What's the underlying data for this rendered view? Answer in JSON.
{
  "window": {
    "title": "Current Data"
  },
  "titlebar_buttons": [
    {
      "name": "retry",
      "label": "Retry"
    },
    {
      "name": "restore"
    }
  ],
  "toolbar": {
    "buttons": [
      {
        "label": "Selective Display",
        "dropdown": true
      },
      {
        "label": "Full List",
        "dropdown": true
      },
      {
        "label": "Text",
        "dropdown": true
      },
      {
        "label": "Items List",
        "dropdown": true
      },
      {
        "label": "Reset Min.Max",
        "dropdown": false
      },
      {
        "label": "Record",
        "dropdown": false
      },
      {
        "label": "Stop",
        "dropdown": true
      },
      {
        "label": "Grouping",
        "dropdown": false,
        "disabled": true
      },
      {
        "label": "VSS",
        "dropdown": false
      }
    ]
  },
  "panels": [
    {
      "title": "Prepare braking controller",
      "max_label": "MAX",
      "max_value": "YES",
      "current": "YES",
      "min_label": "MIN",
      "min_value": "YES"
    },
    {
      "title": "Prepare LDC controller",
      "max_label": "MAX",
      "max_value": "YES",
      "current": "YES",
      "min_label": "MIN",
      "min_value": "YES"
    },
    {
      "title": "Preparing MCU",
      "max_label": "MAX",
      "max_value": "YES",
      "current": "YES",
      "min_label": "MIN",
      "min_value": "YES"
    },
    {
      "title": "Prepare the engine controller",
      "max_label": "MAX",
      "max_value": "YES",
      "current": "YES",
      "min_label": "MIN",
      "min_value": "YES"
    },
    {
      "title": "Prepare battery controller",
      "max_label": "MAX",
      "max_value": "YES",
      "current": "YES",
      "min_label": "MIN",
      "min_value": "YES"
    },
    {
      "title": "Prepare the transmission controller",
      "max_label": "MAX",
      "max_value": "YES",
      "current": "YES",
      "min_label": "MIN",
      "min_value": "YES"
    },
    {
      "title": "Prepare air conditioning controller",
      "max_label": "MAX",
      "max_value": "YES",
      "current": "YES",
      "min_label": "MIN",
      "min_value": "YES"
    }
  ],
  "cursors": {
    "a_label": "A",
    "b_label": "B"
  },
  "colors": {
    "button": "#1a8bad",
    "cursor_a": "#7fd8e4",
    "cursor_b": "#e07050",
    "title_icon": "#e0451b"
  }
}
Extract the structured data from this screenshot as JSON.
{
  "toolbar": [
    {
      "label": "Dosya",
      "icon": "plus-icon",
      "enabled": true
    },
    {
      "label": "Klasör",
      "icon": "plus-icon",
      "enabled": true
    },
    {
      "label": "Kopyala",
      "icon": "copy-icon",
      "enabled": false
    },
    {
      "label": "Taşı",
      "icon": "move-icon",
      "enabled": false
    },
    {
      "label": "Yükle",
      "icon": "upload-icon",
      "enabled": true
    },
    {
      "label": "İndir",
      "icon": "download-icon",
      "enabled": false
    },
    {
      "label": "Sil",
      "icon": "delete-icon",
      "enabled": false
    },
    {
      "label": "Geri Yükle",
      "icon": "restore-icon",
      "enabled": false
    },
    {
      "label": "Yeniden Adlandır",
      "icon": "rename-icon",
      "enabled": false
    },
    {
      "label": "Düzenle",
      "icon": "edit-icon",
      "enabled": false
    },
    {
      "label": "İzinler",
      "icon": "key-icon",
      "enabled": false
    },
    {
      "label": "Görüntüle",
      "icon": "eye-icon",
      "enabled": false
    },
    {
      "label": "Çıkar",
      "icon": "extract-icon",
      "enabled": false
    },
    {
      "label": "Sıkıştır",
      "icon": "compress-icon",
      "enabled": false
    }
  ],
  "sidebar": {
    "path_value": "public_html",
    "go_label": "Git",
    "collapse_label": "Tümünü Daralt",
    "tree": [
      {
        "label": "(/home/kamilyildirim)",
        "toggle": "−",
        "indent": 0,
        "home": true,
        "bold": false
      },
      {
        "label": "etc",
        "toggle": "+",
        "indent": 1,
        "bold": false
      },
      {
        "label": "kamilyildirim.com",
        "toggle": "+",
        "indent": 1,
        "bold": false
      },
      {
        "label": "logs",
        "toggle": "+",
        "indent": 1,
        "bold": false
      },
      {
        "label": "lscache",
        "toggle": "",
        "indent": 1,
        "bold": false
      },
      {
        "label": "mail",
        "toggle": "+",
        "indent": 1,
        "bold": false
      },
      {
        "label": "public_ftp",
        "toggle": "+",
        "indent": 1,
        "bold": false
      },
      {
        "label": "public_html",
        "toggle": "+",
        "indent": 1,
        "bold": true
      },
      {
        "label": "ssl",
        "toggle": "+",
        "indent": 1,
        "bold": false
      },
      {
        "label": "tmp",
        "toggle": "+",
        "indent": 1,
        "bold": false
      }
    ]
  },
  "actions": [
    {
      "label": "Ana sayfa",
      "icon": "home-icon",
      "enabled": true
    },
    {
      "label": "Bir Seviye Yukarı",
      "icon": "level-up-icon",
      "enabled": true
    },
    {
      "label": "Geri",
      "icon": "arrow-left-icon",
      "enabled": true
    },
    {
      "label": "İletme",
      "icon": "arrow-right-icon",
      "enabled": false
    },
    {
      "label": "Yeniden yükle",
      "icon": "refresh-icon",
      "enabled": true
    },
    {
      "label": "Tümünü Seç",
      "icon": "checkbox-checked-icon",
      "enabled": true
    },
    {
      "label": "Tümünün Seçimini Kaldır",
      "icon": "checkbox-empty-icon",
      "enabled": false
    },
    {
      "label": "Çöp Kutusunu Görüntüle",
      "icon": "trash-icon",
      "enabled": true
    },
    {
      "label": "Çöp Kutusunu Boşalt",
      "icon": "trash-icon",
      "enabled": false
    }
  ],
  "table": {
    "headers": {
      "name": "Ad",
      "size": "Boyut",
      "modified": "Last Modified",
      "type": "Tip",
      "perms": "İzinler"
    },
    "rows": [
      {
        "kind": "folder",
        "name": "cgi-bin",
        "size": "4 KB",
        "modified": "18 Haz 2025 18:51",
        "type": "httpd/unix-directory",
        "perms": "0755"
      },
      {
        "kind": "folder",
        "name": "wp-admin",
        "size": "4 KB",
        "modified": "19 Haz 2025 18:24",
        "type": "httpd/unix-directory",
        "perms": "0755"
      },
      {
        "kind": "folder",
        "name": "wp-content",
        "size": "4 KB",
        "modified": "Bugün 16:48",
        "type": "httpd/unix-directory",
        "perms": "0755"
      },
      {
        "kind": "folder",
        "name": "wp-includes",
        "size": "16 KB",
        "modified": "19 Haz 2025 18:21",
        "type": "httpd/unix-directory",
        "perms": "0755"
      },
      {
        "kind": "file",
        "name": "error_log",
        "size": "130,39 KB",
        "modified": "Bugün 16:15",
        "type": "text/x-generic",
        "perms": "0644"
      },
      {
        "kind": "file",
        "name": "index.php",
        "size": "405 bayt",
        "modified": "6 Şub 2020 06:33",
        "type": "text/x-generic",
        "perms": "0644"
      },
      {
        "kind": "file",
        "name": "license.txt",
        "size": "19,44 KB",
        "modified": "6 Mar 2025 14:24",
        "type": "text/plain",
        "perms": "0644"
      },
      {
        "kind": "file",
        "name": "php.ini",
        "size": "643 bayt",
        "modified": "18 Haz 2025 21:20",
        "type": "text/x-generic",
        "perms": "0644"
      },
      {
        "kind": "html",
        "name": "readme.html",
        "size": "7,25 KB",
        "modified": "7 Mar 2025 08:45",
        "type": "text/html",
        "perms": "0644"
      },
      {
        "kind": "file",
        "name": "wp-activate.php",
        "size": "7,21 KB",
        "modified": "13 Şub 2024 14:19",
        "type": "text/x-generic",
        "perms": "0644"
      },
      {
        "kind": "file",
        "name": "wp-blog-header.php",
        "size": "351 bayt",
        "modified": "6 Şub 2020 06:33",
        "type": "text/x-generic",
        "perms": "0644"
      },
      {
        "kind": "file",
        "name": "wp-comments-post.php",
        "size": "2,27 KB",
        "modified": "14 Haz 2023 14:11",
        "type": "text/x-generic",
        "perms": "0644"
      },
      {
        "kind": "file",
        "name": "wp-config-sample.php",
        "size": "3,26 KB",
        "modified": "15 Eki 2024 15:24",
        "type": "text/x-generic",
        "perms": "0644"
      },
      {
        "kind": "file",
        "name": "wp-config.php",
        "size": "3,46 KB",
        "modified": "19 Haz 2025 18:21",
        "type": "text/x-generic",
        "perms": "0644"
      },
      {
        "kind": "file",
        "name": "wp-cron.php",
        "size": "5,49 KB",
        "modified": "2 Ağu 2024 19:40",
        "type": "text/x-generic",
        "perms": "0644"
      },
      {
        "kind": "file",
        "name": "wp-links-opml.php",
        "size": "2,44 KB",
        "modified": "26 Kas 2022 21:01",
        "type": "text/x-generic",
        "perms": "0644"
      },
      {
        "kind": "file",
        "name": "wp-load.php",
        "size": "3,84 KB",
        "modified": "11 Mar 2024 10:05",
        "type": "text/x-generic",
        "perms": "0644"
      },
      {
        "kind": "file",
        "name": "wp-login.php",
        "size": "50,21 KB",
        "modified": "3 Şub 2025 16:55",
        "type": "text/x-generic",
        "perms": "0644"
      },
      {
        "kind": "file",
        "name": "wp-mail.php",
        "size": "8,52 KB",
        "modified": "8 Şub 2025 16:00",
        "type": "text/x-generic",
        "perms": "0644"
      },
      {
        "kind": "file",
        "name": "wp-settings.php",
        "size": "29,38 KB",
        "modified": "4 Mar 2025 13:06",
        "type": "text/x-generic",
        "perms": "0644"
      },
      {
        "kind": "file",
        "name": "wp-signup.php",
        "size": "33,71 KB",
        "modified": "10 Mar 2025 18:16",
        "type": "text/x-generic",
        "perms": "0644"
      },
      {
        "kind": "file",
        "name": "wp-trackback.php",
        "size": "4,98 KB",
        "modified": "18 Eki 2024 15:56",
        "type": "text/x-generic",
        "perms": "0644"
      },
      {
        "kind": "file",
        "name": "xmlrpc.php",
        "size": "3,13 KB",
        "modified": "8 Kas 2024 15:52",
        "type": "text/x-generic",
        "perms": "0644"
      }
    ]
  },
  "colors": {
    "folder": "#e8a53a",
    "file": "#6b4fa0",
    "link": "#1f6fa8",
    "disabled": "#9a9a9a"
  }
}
-----
--- EXERCISE OBJECTIVE ---
Determine how many lines in the data above contain the string "checkbox". Give nothing except the number.

--- REPLY ---
2